- [Try it]: Using the lines below, work out the count of those that hold "percent". Give the number only.
○ ○ ○ ○ ○ ○ ○
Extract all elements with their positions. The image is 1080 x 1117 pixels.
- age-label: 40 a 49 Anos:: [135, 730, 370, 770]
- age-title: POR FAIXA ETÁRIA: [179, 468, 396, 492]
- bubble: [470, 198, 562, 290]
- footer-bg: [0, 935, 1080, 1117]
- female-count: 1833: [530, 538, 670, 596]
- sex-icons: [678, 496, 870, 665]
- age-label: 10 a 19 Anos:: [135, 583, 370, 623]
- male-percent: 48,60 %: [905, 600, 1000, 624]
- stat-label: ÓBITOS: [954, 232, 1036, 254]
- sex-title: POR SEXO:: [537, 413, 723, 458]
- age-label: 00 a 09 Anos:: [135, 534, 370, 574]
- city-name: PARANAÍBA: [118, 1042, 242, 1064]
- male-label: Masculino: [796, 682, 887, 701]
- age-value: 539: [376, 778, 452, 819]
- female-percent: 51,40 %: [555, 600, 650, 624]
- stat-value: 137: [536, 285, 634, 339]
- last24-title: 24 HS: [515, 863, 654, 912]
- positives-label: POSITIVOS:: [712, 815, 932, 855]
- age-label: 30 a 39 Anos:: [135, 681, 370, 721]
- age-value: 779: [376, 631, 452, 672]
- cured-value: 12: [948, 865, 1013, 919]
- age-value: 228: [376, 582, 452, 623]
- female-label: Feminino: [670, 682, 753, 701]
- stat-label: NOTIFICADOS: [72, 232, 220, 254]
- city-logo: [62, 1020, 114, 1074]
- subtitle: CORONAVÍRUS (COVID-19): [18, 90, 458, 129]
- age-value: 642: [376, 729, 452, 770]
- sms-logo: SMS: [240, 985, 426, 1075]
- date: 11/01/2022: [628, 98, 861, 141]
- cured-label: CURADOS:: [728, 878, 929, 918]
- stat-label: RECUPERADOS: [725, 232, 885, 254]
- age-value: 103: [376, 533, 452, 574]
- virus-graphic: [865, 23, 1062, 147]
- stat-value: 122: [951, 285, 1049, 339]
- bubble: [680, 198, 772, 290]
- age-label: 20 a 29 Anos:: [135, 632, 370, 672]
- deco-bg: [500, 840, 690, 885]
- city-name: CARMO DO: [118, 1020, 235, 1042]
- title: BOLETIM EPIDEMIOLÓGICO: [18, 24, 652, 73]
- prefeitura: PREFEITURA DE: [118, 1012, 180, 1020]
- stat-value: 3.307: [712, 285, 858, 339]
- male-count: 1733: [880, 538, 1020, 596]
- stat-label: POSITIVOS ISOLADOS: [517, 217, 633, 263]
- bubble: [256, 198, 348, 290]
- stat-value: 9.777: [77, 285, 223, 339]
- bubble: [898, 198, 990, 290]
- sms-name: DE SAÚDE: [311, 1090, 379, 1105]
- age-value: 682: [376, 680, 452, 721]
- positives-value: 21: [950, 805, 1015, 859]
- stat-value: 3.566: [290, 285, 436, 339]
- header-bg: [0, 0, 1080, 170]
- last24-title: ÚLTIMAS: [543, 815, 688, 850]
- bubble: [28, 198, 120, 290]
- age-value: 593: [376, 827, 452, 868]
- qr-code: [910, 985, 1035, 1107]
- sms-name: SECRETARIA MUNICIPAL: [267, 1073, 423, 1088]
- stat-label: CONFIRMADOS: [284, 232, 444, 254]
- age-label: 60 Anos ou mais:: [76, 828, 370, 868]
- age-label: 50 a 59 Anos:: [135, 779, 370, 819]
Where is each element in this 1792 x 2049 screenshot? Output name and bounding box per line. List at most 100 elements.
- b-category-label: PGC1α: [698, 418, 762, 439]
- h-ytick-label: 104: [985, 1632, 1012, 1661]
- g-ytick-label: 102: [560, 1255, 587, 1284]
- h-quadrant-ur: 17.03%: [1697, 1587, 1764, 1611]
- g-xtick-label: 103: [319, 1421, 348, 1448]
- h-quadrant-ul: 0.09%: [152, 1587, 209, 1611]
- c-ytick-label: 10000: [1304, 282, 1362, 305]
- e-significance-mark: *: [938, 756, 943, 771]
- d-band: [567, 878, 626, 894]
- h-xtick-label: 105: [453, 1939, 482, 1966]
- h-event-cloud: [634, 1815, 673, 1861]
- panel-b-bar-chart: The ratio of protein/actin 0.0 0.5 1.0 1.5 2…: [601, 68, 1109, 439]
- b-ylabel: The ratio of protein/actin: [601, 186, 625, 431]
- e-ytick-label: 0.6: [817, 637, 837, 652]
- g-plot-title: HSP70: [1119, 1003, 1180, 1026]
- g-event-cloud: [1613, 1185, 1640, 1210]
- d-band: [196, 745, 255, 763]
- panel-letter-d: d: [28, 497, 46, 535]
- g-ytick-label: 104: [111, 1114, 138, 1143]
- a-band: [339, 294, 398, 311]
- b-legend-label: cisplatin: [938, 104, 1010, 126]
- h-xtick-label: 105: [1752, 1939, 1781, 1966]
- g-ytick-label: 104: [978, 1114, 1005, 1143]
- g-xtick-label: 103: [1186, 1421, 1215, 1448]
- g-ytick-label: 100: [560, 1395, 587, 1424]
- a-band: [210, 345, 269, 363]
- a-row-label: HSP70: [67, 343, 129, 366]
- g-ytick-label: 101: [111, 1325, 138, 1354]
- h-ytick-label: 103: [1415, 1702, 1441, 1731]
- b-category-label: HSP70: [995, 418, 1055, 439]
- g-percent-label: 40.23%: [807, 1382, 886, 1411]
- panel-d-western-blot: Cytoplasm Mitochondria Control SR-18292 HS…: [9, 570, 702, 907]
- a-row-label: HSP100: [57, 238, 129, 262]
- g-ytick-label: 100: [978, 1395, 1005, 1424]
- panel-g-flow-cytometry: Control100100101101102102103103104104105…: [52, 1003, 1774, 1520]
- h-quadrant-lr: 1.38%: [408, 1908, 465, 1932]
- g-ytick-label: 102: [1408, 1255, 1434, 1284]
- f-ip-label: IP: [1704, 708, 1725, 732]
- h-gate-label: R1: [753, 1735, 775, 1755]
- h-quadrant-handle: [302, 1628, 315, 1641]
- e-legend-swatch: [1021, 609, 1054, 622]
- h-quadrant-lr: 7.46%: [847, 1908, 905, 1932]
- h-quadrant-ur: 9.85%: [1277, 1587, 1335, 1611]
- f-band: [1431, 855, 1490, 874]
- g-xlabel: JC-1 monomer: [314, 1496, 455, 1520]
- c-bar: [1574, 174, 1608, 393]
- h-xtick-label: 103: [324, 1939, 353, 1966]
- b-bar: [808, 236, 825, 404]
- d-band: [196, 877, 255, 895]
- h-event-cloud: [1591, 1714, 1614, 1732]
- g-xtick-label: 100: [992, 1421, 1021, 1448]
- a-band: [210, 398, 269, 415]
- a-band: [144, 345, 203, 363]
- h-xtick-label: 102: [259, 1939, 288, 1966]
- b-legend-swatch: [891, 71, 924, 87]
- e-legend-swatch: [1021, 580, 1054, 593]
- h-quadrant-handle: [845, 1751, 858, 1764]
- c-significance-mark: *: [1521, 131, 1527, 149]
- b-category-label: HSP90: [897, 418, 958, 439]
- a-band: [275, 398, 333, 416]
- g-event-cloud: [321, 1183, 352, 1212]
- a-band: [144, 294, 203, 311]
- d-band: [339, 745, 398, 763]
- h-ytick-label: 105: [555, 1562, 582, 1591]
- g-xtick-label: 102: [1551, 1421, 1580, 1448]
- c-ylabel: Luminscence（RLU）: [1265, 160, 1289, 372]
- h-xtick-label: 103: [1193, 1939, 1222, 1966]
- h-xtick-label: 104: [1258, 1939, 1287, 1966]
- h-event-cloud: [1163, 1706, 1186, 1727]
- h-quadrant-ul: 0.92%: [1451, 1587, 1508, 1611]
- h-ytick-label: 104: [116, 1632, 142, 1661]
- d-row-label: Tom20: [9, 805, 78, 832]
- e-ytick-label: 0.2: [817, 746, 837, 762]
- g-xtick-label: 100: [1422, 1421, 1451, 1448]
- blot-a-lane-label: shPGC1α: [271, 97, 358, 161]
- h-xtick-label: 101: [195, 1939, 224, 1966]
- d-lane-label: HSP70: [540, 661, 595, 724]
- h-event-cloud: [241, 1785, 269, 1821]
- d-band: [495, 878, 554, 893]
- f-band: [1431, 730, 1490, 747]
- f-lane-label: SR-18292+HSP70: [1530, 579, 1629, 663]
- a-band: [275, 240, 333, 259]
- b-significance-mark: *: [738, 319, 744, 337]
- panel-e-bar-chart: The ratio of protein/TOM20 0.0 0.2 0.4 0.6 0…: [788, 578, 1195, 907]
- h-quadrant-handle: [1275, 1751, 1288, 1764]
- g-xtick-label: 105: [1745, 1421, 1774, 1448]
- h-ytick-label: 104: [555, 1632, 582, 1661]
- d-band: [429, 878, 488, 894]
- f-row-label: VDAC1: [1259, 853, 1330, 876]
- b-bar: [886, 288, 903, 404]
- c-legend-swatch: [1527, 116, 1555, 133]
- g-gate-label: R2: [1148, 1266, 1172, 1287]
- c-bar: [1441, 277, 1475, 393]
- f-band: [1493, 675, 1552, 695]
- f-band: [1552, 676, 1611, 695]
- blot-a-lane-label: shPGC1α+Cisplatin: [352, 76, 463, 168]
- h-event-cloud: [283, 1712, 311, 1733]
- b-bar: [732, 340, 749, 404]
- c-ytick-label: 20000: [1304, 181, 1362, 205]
○ ○ ○ ○ ○ ○ ○
- [Solution to the problem]: 3